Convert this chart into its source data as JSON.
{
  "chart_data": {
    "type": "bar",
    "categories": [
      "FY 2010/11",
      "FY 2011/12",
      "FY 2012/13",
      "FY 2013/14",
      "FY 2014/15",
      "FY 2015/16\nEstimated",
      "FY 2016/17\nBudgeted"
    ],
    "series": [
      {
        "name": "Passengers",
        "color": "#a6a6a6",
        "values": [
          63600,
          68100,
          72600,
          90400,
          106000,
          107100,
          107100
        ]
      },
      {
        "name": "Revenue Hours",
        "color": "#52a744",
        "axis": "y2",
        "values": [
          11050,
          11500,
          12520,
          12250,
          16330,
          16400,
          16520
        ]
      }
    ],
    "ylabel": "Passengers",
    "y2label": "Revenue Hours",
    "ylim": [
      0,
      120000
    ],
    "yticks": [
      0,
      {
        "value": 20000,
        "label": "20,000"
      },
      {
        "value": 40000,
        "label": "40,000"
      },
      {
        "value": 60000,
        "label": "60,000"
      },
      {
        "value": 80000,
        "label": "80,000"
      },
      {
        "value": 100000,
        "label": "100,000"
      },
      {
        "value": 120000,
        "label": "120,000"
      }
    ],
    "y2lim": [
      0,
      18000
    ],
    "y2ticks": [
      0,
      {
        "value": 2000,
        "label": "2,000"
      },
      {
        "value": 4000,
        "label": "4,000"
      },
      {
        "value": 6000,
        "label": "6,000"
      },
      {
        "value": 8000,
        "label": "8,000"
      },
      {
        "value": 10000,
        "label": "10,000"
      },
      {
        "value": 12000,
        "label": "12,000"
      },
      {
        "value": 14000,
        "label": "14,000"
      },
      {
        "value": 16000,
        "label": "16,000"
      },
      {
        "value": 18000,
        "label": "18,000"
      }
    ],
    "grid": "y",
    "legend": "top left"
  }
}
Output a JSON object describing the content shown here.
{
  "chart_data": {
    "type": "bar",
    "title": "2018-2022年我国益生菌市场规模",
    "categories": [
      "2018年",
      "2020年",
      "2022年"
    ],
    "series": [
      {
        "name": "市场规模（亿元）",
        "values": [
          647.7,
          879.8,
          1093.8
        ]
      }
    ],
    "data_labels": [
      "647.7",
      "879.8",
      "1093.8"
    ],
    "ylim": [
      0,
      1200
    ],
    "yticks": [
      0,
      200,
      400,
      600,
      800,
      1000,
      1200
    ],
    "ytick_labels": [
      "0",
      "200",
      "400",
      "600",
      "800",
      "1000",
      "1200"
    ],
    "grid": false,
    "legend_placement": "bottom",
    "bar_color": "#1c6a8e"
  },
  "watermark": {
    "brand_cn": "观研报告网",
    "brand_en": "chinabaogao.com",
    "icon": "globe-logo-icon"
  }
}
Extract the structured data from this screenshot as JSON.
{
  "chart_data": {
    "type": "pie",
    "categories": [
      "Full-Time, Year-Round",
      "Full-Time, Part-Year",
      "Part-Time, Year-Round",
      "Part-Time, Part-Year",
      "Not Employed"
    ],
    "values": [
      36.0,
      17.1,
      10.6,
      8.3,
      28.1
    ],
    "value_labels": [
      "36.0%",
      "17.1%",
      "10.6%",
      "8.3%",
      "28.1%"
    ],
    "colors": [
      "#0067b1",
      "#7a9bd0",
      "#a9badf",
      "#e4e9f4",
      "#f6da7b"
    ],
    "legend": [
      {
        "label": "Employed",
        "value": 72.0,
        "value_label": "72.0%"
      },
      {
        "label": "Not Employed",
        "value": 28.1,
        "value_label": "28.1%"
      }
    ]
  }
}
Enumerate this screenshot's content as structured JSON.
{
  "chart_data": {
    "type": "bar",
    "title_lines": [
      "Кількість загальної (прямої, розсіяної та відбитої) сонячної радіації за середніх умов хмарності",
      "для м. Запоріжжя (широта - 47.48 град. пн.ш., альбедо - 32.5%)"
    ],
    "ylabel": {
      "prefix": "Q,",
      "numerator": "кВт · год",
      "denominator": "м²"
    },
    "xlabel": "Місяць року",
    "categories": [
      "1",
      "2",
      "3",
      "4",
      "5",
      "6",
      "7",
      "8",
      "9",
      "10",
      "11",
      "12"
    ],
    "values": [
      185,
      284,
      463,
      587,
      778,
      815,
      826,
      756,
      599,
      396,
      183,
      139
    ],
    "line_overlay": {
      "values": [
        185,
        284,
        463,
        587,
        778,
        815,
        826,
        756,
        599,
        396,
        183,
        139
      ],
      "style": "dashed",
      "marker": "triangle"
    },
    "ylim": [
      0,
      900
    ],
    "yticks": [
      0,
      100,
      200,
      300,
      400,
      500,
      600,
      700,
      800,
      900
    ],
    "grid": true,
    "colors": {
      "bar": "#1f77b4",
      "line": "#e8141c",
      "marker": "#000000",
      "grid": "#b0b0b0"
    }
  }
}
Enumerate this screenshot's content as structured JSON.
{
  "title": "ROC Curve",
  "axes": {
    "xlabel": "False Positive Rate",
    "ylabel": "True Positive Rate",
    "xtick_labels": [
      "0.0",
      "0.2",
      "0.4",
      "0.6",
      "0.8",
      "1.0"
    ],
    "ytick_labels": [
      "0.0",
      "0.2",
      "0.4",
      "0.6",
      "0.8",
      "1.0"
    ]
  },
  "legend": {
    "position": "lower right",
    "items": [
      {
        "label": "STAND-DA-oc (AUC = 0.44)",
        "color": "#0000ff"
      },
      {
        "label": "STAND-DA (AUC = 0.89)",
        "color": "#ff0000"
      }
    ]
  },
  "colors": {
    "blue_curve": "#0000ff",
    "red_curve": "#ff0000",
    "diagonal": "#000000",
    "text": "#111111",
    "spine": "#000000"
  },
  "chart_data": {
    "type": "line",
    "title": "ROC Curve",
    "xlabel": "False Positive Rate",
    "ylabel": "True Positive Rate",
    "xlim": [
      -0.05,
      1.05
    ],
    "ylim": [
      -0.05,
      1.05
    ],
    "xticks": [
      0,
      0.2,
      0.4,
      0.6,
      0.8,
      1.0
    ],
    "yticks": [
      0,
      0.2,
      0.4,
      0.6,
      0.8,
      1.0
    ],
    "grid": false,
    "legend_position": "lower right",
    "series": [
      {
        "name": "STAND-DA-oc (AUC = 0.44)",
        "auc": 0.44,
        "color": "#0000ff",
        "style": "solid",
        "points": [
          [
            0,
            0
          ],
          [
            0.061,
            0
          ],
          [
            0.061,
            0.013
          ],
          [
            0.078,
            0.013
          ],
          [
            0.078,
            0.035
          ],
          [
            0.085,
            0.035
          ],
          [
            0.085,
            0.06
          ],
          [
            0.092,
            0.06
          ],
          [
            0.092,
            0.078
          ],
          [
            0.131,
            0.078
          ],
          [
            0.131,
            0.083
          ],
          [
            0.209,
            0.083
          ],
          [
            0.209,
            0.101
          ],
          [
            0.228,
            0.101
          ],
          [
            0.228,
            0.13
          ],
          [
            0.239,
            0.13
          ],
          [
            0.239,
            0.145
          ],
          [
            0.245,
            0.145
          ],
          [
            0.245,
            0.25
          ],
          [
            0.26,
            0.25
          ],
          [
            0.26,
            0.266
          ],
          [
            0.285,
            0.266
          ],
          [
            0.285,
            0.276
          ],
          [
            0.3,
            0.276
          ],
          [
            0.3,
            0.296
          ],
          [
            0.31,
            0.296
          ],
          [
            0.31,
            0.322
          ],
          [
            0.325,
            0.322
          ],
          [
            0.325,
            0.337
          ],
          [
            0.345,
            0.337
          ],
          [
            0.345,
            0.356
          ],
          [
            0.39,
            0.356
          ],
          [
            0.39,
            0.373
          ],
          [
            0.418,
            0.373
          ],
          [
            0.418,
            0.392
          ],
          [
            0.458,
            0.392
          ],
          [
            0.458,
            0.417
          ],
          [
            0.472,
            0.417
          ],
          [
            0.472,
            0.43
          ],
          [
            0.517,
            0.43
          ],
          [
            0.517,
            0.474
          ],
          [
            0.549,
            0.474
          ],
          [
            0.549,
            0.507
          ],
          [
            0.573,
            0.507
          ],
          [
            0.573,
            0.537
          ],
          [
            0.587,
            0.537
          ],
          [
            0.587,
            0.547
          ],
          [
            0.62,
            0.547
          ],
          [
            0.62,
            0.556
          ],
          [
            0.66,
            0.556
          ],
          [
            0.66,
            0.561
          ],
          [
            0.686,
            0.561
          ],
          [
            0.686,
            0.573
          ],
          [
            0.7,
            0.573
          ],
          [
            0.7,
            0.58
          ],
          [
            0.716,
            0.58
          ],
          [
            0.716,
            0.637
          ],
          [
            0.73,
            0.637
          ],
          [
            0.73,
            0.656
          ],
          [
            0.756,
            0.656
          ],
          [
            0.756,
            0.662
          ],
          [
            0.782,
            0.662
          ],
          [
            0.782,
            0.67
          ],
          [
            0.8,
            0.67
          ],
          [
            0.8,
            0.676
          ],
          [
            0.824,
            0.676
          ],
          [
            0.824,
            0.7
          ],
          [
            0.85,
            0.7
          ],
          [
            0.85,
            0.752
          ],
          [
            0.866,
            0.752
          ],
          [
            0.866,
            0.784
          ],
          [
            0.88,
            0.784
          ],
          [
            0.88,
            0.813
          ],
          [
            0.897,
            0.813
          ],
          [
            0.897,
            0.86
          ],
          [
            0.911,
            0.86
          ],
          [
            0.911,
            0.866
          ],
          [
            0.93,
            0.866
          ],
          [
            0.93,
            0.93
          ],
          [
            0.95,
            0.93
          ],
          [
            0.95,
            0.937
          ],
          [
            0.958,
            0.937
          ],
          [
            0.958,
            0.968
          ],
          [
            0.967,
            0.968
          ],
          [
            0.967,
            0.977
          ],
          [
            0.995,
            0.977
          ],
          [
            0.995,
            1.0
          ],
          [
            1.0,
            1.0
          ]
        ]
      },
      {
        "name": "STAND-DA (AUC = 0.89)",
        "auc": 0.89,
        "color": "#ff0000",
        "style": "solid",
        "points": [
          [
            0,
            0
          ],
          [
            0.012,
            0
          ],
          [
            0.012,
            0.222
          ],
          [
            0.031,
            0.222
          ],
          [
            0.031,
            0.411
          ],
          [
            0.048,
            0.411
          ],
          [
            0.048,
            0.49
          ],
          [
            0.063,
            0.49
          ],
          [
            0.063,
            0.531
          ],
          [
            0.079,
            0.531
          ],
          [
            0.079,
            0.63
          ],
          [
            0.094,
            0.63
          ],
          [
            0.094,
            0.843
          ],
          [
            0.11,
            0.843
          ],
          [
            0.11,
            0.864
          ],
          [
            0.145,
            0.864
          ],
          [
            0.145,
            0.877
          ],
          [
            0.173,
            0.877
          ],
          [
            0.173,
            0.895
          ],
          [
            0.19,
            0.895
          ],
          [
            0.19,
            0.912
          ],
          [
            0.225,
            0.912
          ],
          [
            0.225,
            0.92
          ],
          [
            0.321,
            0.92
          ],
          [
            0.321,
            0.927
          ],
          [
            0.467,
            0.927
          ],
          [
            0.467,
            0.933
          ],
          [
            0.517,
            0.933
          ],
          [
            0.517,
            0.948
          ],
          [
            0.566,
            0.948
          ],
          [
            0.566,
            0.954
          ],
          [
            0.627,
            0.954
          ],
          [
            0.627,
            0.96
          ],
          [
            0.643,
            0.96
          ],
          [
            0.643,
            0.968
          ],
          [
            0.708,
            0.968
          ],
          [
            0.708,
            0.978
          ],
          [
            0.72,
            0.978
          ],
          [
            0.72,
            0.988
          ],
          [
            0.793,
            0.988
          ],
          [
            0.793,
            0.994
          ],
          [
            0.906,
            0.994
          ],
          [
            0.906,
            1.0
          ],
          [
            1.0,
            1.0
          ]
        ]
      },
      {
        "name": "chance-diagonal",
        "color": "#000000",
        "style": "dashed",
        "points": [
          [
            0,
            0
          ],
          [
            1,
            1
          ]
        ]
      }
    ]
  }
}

- Your goal: Pull out every line of the entries that includes the word "Revenue".

- Exercise answer:
        "name": "Revenue Hours",
    "y2label": "Revenue Hours",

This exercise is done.